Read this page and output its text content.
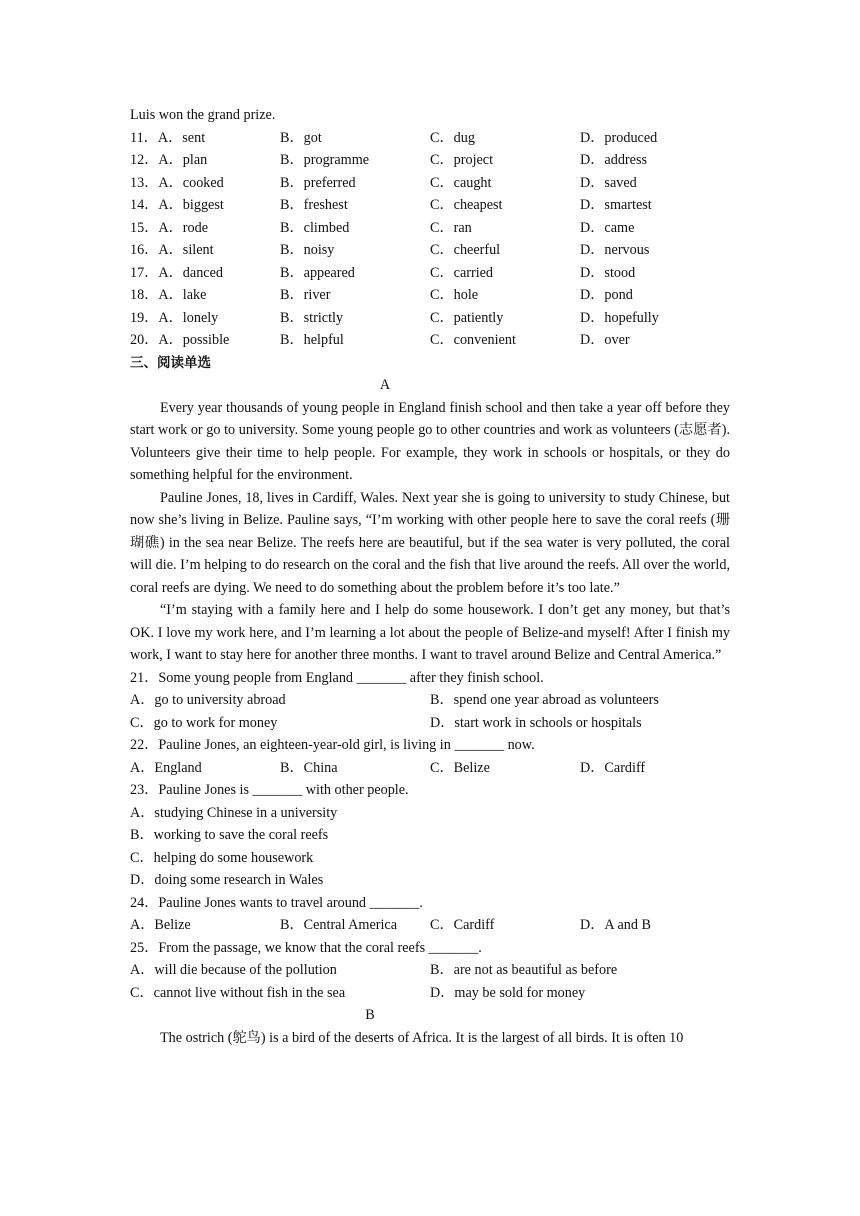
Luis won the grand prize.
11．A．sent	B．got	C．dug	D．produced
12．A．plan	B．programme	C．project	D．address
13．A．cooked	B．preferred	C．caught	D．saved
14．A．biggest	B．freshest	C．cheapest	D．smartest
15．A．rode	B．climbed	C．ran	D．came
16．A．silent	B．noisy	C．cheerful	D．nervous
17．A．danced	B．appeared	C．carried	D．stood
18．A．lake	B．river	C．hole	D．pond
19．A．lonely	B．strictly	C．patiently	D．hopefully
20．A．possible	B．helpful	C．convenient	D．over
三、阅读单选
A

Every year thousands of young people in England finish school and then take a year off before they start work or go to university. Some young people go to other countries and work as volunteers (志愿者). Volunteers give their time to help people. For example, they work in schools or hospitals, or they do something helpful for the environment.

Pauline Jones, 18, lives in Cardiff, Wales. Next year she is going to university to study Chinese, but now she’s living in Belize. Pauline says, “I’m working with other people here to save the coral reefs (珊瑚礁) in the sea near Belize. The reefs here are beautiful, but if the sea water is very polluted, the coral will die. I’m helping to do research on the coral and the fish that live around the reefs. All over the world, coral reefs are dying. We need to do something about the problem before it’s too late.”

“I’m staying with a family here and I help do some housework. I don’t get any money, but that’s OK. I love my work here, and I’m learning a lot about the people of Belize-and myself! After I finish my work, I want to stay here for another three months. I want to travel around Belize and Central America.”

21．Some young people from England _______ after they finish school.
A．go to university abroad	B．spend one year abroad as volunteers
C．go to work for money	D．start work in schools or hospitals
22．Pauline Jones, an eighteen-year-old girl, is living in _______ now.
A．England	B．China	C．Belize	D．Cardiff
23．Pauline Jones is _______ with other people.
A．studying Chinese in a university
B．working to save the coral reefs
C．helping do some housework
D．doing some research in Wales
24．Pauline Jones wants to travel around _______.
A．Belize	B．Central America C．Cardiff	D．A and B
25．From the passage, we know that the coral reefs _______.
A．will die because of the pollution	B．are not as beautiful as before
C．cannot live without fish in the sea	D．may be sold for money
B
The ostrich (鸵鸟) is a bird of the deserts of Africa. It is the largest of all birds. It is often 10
——————
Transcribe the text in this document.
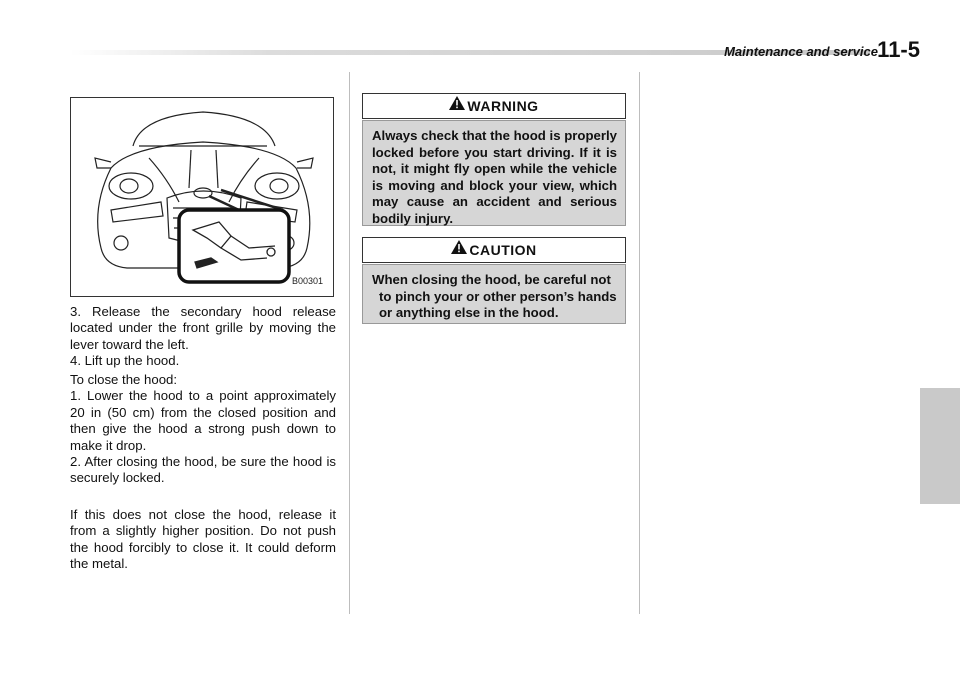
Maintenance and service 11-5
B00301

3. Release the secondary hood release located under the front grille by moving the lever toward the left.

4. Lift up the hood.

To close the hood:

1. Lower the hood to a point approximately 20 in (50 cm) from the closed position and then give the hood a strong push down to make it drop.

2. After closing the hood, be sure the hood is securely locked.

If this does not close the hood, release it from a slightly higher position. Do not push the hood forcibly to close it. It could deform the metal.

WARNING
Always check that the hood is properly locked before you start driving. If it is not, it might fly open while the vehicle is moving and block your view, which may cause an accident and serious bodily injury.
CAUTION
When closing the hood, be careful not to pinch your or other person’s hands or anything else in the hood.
——————
◆ **Set problem**
Pull every line containing "they" from the data.

◆ **Expected output**
Every year thousands of young people in England finish school and then take a year off before they start work or go to university. Some young people go to other countries and work as volunteers (志愿者). Volunteers give their time to help people. For example, they work in schools or hospitals, or they do something helpful for the environment.
21．Some young people from England _______ after they finish school.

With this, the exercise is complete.